**Written problem**
Copy the records below exactly, leaving out every picture.

**Given records**
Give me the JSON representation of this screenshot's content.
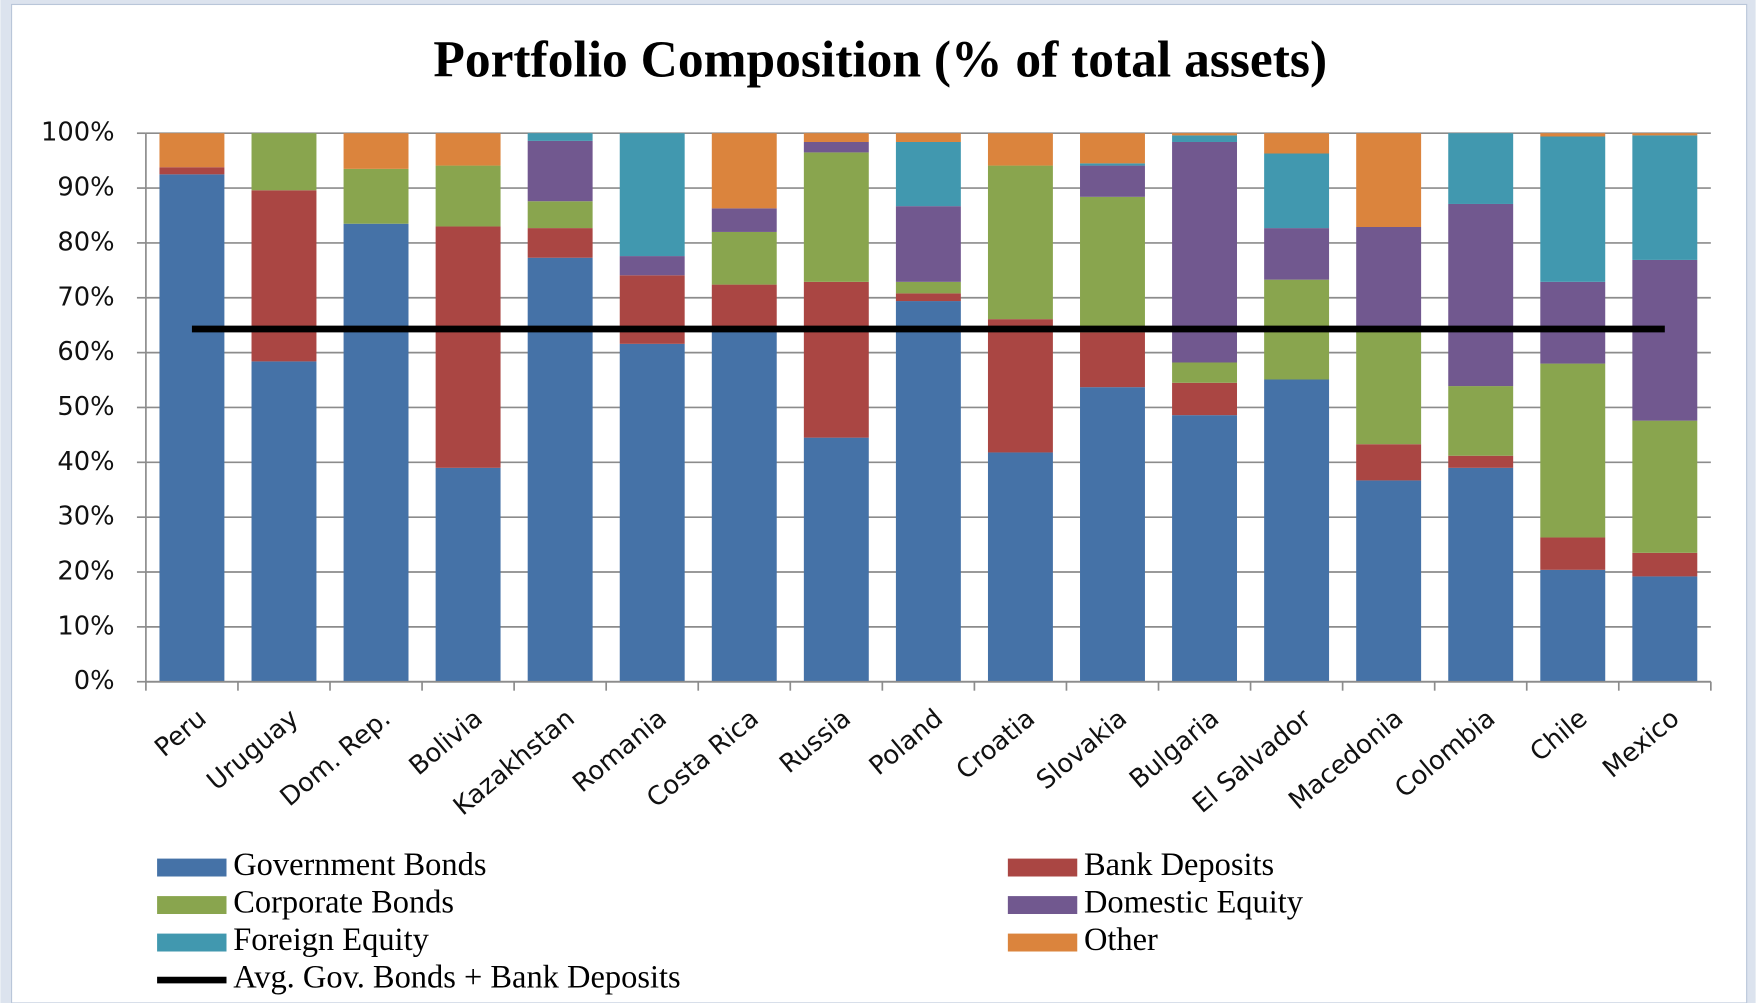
{
  "chart_data": {
    "type": "bar",
    "stacked": true,
    "title": "Portfolio Composition (% of total assets)",
    "categories": [
      "Peru",
      "Uruguay",
      "Dom. Rep.",
      "Bolivia",
      "Kazakhstan",
      "Romania",
      "Costa Rica",
      "Russia",
      "Poland",
      "Croatia",
      "Slovakia",
      "Bulgaria",
      "El Salvador",
      "Macedonia",
      "Colombia",
      "Chile",
      "Mexico"
    ],
    "series": [
      {
        "name": "Government Bonds",
        "color": "#4572a7",
        "values": [
          92.5,
          58.4,
          83.5,
          39,
          77.3,
          61.6,
          64,
          44.5,
          69.4,
          41.8,
          53.7,
          48.6,
          55.1,
          36.7,
          39,
          20.4,
          19.2
        ]
      },
      {
        "name": "Bank Deposits",
        "color": "#aa4643",
        "values": [
          1.3,
          31.2,
          0,
          44,
          5.4,
          12.5,
          8.4,
          28.4,
          1.4,
          24.3,
          10,
          5.9,
          0,
          6.6,
          2.2,
          5.9,
          4.3
        ]
      },
      {
        "name": "Corporate Bonds",
        "color": "#89a54e",
        "values": [
          0,
          10.4,
          10,
          11.1,
          4.9,
          0,
          9.6,
          23.6,
          2.1,
          28,
          24.7,
          3.7,
          18.2,
          20.6,
          12.7,
          31.7,
          24.1
        ]
      },
      {
        "name": "Domestic Equity",
        "color": "#71588f",
        "values": [
          0,
          0,
          0,
          0,
          11,
          3.5,
          4.3,
          1.9,
          13.8,
          0,
          5.7,
          40.2,
          9.4,
          19,
          33.2,
          14.9,
          29.3
        ]
      },
      {
        "name": "Foreign Equity",
        "color": "#4198af",
        "values": [
          0,
          0,
          0,
          0,
          1.4,
          22.4,
          0,
          0,
          11.7,
          0,
          0.4,
          1.2,
          13.6,
          0,
          12.9,
          26.5,
          22.7
        ]
      },
      {
        "name": "Other",
        "color": "#db843d",
        "values": [
          6.2,
          0,
          6.5,
          5.9,
          0,
          0,
          13.7,
          1.6,
          1.6,
          5.9,
          5.5,
          0.4,
          3.7,
          17.1,
          0,
          0.6,
          0.4
        ]
      },
      {
        "name": "Avg. Gov. Bonds + Bank Deposits",
        "type": "line",
        "color": "#000000",
        "values": [
          64.3,
          64.3,
          64.3,
          64.3,
          64.3,
          64.3,
          64.3,
          64.3,
          64.3,
          64.3,
          64.3,
          64.3,
          64.3,
          64.3,
          64.3,
          64.3,
          64.3
        ]
      }
    ],
    "ylim": [
      0,
      100
    ],
    "yticks": [
      {
        "value": 0,
        "label": "0%"
      },
      {
        "value": 10,
        "label": "10%"
      },
      {
        "value": 20,
        "label": "20%"
      },
      {
        "value": 30,
        "label": "30%"
      },
      {
        "value": 40,
        "label": "40%"
      },
      {
        "value": 50,
        "label": "50%"
      },
      {
        "value": 60,
        "label": "60%"
      },
      {
        "value": 70,
        "label": "70%"
      },
      {
        "value": 80,
        "label": "80%"
      },
      {
        "value": 90,
        "label": "90%"
      },
      {
        "value": 100,
        "label": "100%"
      }
    ],
    "grid": true
  }
}
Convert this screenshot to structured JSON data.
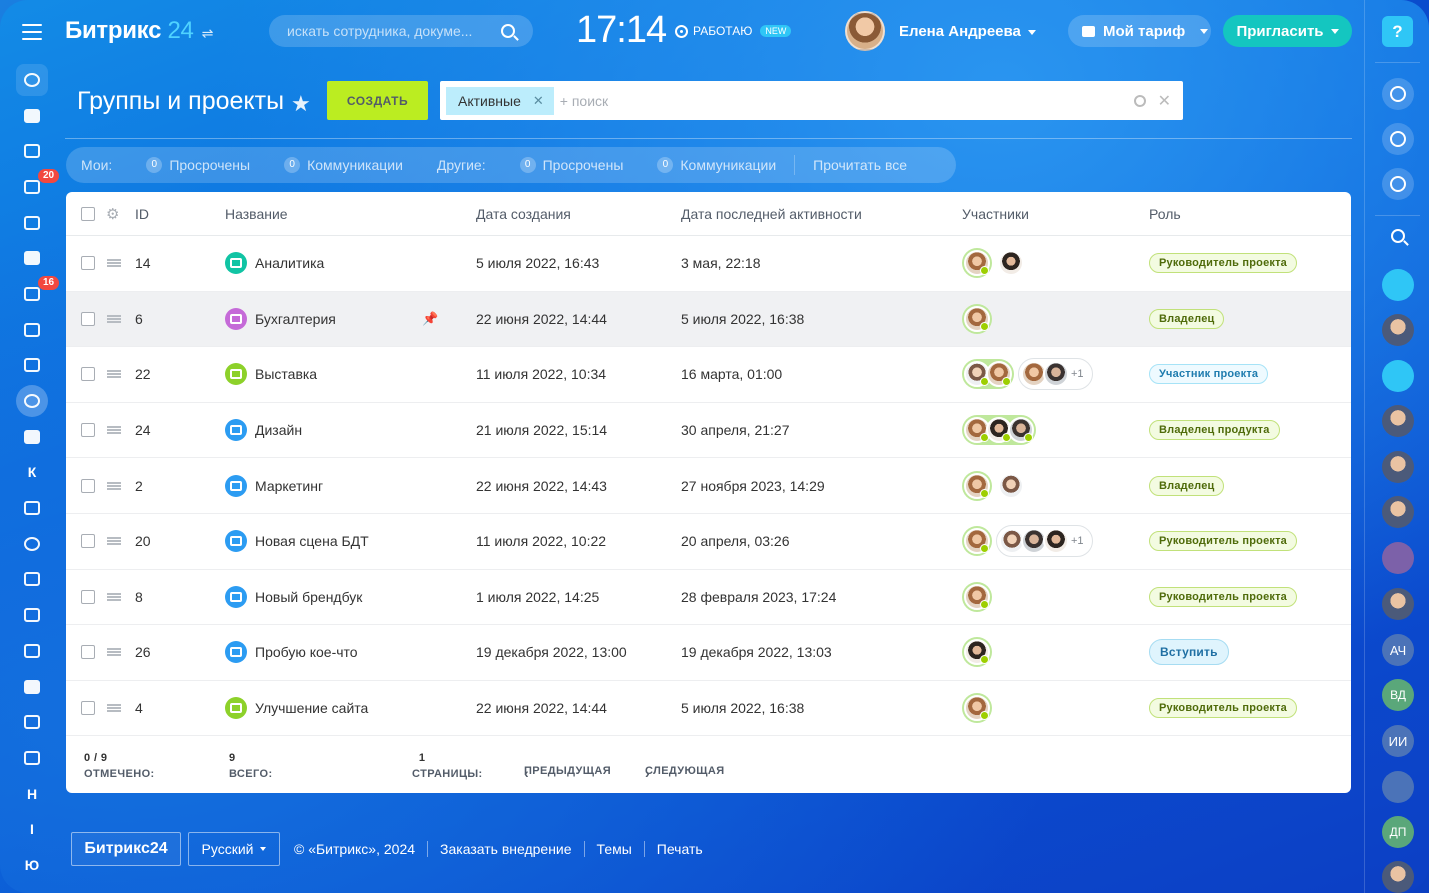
{
  "header": {
    "logo_text": "Битрикс",
    "logo_number": "24",
    "search_placeholder": "искать сотрудника, докуме...",
    "clock": "17:14",
    "work_status": "РАБОТАЮ",
    "work_badge": "NEW",
    "user_name": "Елена Андреева",
    "tariff_label": "Мой тариф",
    "invite_label": "Пригласить"
  },
  "left_nav": {
    "badges": {
      "tasks": "20",
      "feed": "16"
    },
    "letters": [
      "К",
      "Н",
      "I",
      "Ю"
    ]
  },
  "page": {
    "title": "Группы и проекты",
    "create_label": "СОЗДАТЬ",
    "filter_tag": "Активные",
    "filter_placeholder": "+ поиск"
  },
  "counters": {
    "mine_label": "Мои:",
    "others_label": "Другие:",
    "overdue_label": "Просрочены",
    "comm_label": "Коммуникации",
    "zero": "0",
    "read_all": "Прочитать все"
  },
  "table": {
    "columns": {
      "id": "ID",
      "name": "Название",
      "created": "Дата создания",
      "activity": "Дата последней активности",
      "members": "Участники",
      "role": "Роль"
    },
    "rows": [
      {
        "id": "14",
        "name": "Аналитика",
        "created": "5 июля 2022, 16:43",
        "activity": "3 мая, 22:18",
        "role": "Руководитель проекта",
        "icon_color": "#11c4a4"
      },
      {
        "id": "6",
        "name": "Бухгалтерия",
        "created": "22 июня 2022, 14:44",
        "activity": "5 июля 2022, 16:38",
        "role": "Владелец",
        "icon_color": "#c56ad8"
      },
      {
        "id": "22",
        "name": "Выставка",
        "created": "11 июля 2022, 10:34",
        "activity": "16 марта, 01:00",
        "role": "Участник проекта",
        "icon_color": "#8dd12a"
      },
      {
        "id": "24",
        "name": "Дизайн",
        "created": "21 июля 2022, 15:14",
        "activity": "30 апреля, 21:27",
        "role": "Владелец продукта",
        "icon_color": "#2c9cf2"
      },
      {
        "id": "2",
        "name": "Маркетинг",
        "created": "22 июня 2022, 14:43",
        "activity": "27 ноября 2023, 14:29",
        "role": "Владелец",
        "icon_color": "#2c9cf2"
      },
      {
        "id": "20",
        "name": "Новая сцена БДТ",
        "created": "11 июля 2022, 10:22",
        "activity": "20 апреля, 03:26",
        "role": "Руководитель проекта",
        "icon_color": "#2c9cf2"
      },
      {
        "id": "8",
        "name": "Новый брендбук",
        "created": "1 июля 2022, 14:25",
        "activity": "28 февраля 2023, 17:24",
        "role": "Руководитель проекта",
        "icon_color": "#2c9cf2"
      },
      {
        "id": "26",
        "name": "Пробую кое-что",
        "created": "19 декабря 2022, 13:00",
        "activity": "19 декабря 2022, 13:03",
        "role": "Вступить",
        "icon_color": "#2c9cf2"
      },
      {
        "id": "4",
        "name": "Улучшение сайта",
        "created": "22 июня 2022, 14:44",
        "activity": "5 июля 2022, 16:38",
        "role": "Руководитель проекта",
        "icon_color": "#8dd12a"
      }
    ],
    "plus_more": "+1"
  },
  "footer_grid": {
    "checked_label": "ОТМЕЧЕНО:",
    "checked_value": "0 / 9",
    "total_label": "ВСЕГО:",
    "total_value": "9",
    "pages_label": "СТРАНИЦЫ:",
    "pages_value": "1",
    "prev": "ПРЕДЫДУЩАЯ",
    "next": "СЛЕДУЮЩАЯ"
  },
  "bottom": {
    "logo": "Битрикс24",
    "lang": "Русский",
    "copyright": "© «Битрикс», 2024",
    "order": "Заказать внедрение",
    "themes": "Темы",
    "print": "Печать"
  },
  "right_bar": {
    "help": "?",
    "initials": [
      "АЧ",
      "ВД",
      "ИИ",
      "ДП"
    ]
  }
}
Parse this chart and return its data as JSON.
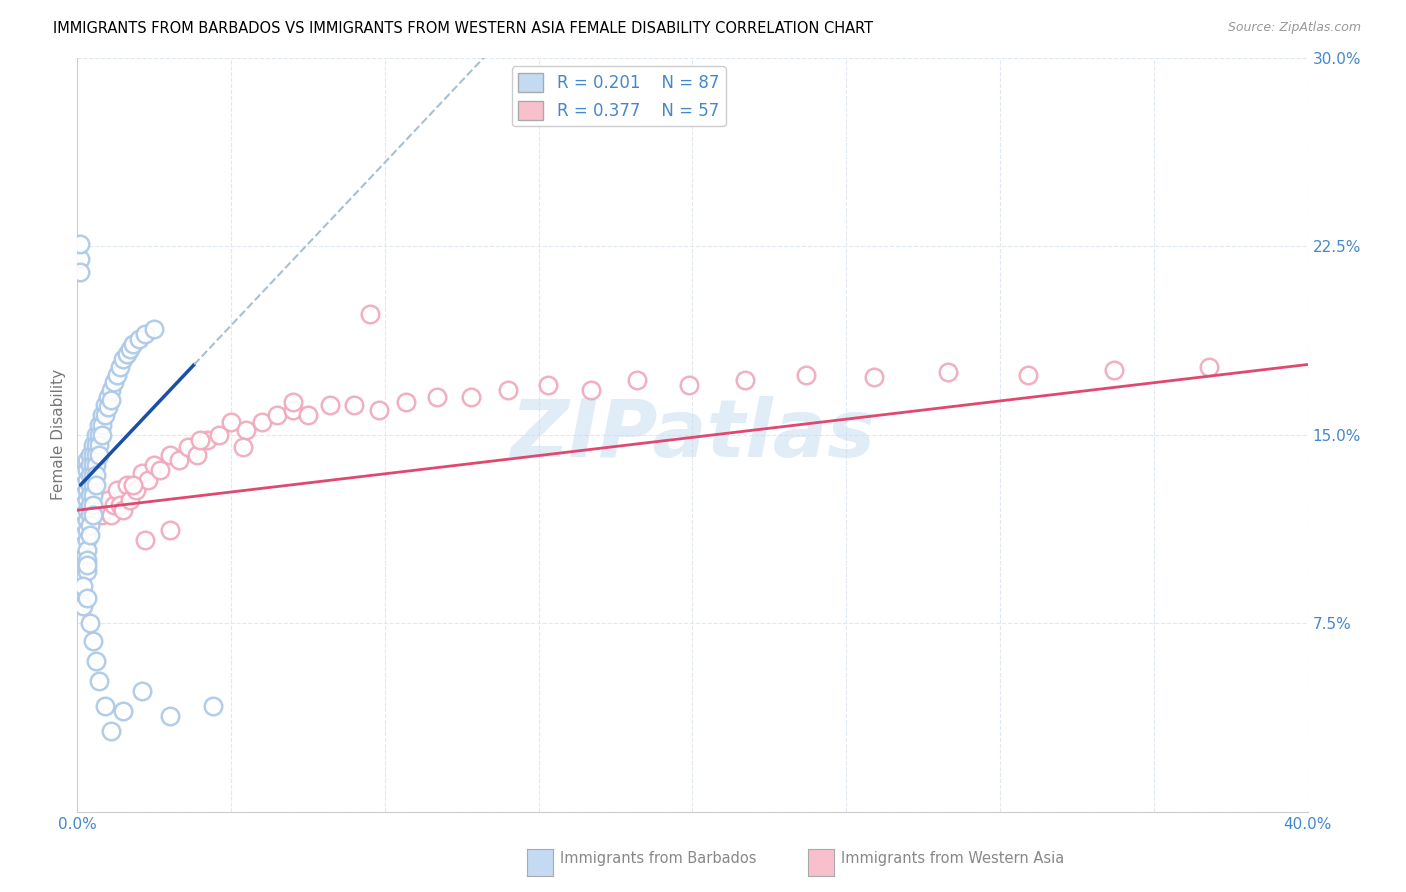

**Exercise solution**
Give me the JSON representation of this screenshot's content.
{
  "chart_data": {
    "type": "bar",
    "stacked": true,
    "title": "Portfolio Composition (% of total assets)",
    "categories": [
      "Peru",
      "Uruguay",
      "Dom. Rep.",
      "Bolivia",
      "Kazakhstan",
      "Romania",
      "Costa Rica",
      "Russia",
      "Poland",
      "Croatia",
      "Slovakia",
      "Bulgaria",
      "El Salvador",
      "Macedonia",
      "Colombia",
      "Chile",
      "Mexico"
    ],
    "series": [
      {
        "name": "Government Bonds",
        "color": "#4572a7",
        "values": [
          92.5,
          58.4,
          83.5,
          39,
          77.3,
          61.6,
          64,
          44.5,
          69.4,
          41.8,
          53.7,
          48.6,
          55.1,
          36.7,
          39,
          20.4,
          19.2
        ]
      },
      {
        "name": "Bank Deposits",
        "color": "#aa4643",
        "values": [
          1.3,
          31.2,
          0,
          44,
          5.4,
          12.5,
          8.4,
          28.4,
          1.4,
          24.3,
          10,
          5.9,
          0,
          6.6,
          2.2,
          5.9,
          4.3
        ]
      },
      {
        "name": "Corporate Bonds",
        "color": "#89a54e",
        "values": [
          0,
          10.4,
          10,
          11.1,
          4.9,
          0,
          9.6,
          23.6,
          2.1,
          28,
          24.7,
          3.7,
          18.2,
          20.6,
          12.7,
          31.7,
          24.1
        ]
      },
      {
        "name": "Domestic Equity",
        "color": "#71588f",
        "values": [
          0,
          0,
          0,
          0,
          11,
          3.5,
          4.3,
          1.9,
          13.8,
          0,
          5.7,
          40.2,
          9.4,
          19,
          33.2,
          14.9,
          29.3
        ]
      },
      {
        "name": "Foreign Equity",
        "color": "#4198af",
        "values": [
          0,
          0,
          0,
          0,
          1.4,
          22.4,
          0,
          0,
          11.7,
          0,
          0.4,
          1.2,
          13.6,
          0,
          12.9,
          26.5,
          22.7
        ]
      },
      {
        "name": "Other",
        "color": "#db843d",
        "values": [
          6.2,
          0,
          6.5,
          5.9,
          0,
          0,
          13.7,
          1.6,
          1.6,
          5.9,
          5.5,
          0.4,
          3.7,
          17.1,
          0,
          0.6,
          0.4
        ]
      },
      {
        "name": "Avg. Gov. Bonds + Bank Deposits",
        "type": "line",
        "color": "#000000",
        "values": [
          64.3,
          64.3,
          64.3,
          64.3,
          64.3,
          64.3,
          64.3,
          64.3,
          64.3,
          64.3,
          64.3,
          64.3,
          64.3,
          64.3,
          64.3,
          64.3,
          64.3
        ]
      }
    ],
    "ylim": [
      0,
      100
    ],
    "yticks": [
      {
        "value": 0,
        "label": "0%"
      },
      {
        "value": 10,
        "label": "10%"
      },
      {
        "value": 20,
        "label": "20%"
      },
      {
        "value": 30,
        "label": "30%"
      },
      {
        "value": 40,
        "label": "40%"
      },
      {
        "value": 50,
        "label": "50%"
      },
      {
        "value": 60,
        "label": "60%"
      },
      {
        "value": 70,
        "label": "70%"
      },
      {
        "value": 80,
        "label": "80%"
      },
      {
        "value": 90,
        "label": "90%"
      },
      {
        "value": 100,
        "label": "100%"
      }
    ],
    "grid": true
  }
}
Convert this screenshot to structured JSON data.
{
  "header": {
    "logo_text": "Битрикс",
    "logo_number": "24",
    "search_placeholder": "искать сотрудника, докуме...",
    "clock": "17:14",
    "work_status": "РАБОТАЮ",
    "work_badge": "NEW",
    "user_name": "Елена Андреева",
    "tariff_label": "Мой тариф",
    "invite_label": "Пригласить"
  },
  "left_nav": {
    "badges": {
      "tasks": "20",
      "feed": "16"
    },
    "letters": [
      "К",
      "Н",
      "I",
      "Ю"
    ]
  },
  "page": {
    "title": "Группы и проекты",
    "create_label": "СОЗДАТЬ",
    "filter_tag": "Активные",
    "filter_placeholder": "+ поиск"
  },
  "counters": {
    "mine_label": "Мои:",
    "others_label": "Другие:",
    "overdue_label": "Просрочены",
    "comm_label": "Коммуникации",
    "zero": "0",
    "read_all": "Прочитать все"
  },
  "table": {
    "columns": {
      "id": "ID",
      "name": "Название",
      "created": "Дата создания",
      "activity": "Дата последней активности",
      "members": "Участники",
      "role": "Роль"
    },
    "rows": [
      {
        "id": "14",
        "name": "Аналитика",
        "created": "5 июля 2022, 16:43",
        "activity": "3 мая, 22:18",
        "role": "Руководитель проекта",
        "icon_color": "#11c4a4"
      },
      {
        "id": "6",
        "name": "Бухгалтерия",
        "created": "22 июня 2022, 14:44",
        "activity": "5 июля 2022, 16:38",
        "role": "Владелец",
        "icon_color": "#c56ad8"
      },
      {
        "id": "22",
        "name": "Выставка",
        "created": "11 июля 2022, 10:34",
        "activity": "16 марта, 01:00",
        "role": "Участник проекта",
        "icon_color": "#8dd12a"
      },
      {
        "id": "24",
        "name": "Дизайн",
        "created": "21 июля 2022, 15:14",
        "activity": "30 апреля, 21:27",
        "role": "Владелец продукта",
        "icon_color": "#2c9cf2"
      },
      {
        "id": "2",
        "name": "Маркетинг",
        "created": "22 июня 2022, 14:43",
        "activity": "27 ноября 2023, 14:29",
        "role": "Владелец",
        "icon_color": "#2c9cf2"
      },
      {
        "id": "20",
        "name": "Новая сцена БДТ",
        "created": "11 июля 2022, 10:22",
        "activity": "20 апреля, 03:26",
        "role": "Руководитель проекта",
        "icon_color": "#2c9cf2"
      },
      {
        "id": "8",
        "name": "Новый брендбук",
        "created": "1 июля 2022, 14:25",
        "activity": "28 февраля 2023, 17:24",
        "role": "Руководитель проекта",
        "icon_color": "#2c9cf2"
      },
      {
        "id": "26",
        "name": "Пробую кое-что",
        "created": "19 декабря 2022, 13:00",
        "activity": "19 декабря 2022, 13:03",
        "role": "Вступить",
        "icon_color": "#2c9cf2"
      },
      {
        "id": "4",
        "name": "Улучшение сайта",
        "created": "22 июня 2022, 14:44",
        "activity": "5 июля 2022, 16:38",
        "role": "Руководитель проекта",
        "icon_color": "#8dd12a"
      }
    ],
    "plus_more": "+1"
  },
  "footer_grid": {
    "checked_label": "ОТМЕЧЕНО:",
    "checked_value": "0 / 9",
    "total_label": "ВСЕГО:",
    "total_value": "9",
    "pages_label": "СТРАНИЦЫ:",
    "pages_value": "1",
    "prev": "ПРЕДЫДУЩАЯ",
    "next": "СЛЕДУЮЩАЯ"
  },
  "bottom": {
    "logo": "Битрикс24",
    "lang": "Русский",
    "copyright": "© «Битрикс», 2024",
    "order": "Заказать внедрение",
    "themes": "Темы",
    "print": "Печать"
  },
  "right_bar": {
    "help": "?",
    "initials": [
      "АЧ",
      "ВД",
      "ИИ",
      "ДП"
    ]
  }
}
Parse this chart and return its data as JSON.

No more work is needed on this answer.